Direction
Select every line below containing the word "hodnota".

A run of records
■ ■ ■ ■ ■ ■ ■

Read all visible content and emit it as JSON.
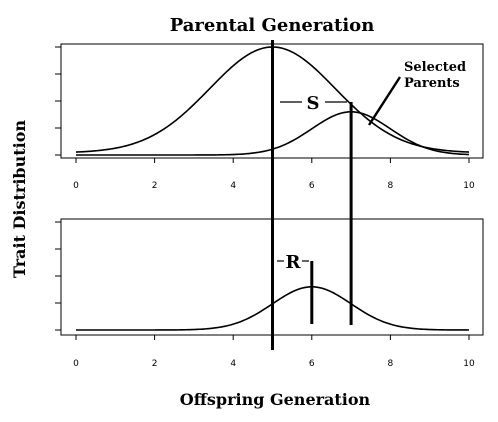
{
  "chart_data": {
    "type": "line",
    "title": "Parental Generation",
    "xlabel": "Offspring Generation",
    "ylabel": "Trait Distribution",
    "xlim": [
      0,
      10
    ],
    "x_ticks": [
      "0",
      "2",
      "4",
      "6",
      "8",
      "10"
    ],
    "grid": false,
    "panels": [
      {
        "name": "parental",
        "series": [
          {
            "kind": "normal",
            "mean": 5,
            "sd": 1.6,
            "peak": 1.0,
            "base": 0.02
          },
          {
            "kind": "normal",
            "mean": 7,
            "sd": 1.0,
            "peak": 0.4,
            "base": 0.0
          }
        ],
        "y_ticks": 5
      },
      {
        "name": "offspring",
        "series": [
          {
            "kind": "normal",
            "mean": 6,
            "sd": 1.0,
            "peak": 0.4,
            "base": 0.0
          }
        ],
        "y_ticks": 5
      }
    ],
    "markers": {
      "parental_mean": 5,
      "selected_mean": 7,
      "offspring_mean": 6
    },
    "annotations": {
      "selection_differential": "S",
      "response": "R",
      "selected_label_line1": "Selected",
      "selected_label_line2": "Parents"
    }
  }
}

■ ■ ■ ■ ■ ■ ■

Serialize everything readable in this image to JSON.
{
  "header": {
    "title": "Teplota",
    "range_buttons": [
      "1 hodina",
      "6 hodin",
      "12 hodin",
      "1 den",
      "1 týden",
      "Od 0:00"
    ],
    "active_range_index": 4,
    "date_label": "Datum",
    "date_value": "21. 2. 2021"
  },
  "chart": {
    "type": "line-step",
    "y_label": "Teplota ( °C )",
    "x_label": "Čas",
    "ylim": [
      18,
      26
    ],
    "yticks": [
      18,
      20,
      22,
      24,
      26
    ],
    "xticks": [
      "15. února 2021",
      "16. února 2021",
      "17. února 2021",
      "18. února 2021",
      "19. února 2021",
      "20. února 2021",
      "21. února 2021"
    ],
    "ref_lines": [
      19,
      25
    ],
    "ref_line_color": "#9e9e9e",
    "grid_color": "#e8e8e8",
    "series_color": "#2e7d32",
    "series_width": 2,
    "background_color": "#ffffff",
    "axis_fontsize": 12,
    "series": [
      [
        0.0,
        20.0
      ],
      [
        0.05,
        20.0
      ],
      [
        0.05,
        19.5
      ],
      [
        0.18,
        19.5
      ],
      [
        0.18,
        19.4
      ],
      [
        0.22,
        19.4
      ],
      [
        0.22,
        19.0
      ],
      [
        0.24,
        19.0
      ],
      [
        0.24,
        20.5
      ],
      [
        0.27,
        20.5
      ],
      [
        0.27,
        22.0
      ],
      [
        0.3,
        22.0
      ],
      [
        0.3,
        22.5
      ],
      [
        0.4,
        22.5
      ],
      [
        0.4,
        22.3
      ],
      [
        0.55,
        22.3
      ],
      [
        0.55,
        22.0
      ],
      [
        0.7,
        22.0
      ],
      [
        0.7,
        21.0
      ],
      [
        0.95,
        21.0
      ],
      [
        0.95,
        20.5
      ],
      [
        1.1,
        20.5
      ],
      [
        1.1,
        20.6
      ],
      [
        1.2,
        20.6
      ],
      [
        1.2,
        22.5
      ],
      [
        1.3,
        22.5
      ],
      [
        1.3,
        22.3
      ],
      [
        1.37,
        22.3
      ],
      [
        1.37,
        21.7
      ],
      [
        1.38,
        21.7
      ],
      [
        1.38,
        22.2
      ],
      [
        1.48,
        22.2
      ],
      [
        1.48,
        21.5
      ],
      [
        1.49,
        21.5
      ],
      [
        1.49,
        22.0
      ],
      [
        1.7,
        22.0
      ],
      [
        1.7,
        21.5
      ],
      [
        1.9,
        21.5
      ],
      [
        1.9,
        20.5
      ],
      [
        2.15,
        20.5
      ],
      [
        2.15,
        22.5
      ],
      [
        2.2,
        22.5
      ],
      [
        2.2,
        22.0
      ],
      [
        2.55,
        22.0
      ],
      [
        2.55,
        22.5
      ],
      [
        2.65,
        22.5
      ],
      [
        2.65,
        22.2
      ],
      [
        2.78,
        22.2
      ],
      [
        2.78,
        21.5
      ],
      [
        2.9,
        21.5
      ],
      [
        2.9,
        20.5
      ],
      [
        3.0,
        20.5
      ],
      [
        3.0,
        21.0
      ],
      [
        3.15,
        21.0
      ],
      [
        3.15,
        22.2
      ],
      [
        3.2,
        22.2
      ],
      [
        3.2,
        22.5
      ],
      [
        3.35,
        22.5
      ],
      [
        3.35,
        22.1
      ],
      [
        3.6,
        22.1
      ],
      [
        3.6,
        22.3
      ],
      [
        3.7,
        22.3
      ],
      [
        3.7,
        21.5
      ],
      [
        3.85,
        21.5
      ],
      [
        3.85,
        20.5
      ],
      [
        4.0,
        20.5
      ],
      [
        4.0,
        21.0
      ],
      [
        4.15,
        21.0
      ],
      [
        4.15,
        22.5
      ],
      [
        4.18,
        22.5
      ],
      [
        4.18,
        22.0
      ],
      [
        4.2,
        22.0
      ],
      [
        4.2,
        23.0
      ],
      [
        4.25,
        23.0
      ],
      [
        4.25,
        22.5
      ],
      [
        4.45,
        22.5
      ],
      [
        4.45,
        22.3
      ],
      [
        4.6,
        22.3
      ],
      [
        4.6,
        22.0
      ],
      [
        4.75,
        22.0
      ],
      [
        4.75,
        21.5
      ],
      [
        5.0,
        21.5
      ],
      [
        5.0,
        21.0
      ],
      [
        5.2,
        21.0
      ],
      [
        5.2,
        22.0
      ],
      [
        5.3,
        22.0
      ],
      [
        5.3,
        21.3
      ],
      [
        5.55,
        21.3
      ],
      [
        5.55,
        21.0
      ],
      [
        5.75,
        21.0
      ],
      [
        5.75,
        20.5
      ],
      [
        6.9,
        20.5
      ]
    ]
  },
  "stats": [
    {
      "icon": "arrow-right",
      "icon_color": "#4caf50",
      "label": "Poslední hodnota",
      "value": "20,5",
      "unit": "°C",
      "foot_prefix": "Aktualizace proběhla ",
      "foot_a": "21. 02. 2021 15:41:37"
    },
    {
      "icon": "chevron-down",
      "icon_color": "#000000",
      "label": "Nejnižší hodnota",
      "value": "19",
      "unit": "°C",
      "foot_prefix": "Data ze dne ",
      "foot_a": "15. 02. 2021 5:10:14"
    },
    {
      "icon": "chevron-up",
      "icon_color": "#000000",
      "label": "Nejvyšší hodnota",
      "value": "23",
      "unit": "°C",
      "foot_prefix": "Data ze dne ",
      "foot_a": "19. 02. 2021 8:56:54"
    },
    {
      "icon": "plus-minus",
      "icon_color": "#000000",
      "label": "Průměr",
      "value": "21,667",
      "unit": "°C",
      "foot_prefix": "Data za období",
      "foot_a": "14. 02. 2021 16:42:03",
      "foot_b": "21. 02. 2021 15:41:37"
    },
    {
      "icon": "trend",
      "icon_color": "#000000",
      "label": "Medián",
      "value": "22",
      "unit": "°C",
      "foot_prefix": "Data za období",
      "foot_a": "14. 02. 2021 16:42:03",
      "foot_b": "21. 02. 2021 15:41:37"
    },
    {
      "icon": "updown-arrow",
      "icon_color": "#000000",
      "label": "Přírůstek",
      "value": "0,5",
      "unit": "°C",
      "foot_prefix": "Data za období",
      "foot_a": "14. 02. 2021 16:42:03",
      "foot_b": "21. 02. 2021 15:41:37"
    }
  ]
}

■ ■ ■ ■ ■ ■ ■

Result of the exercise
      "label": "Poslední hodnota",
      "label": "Nejnižší hodnota",
      "label": "Nejvyšší hodnota",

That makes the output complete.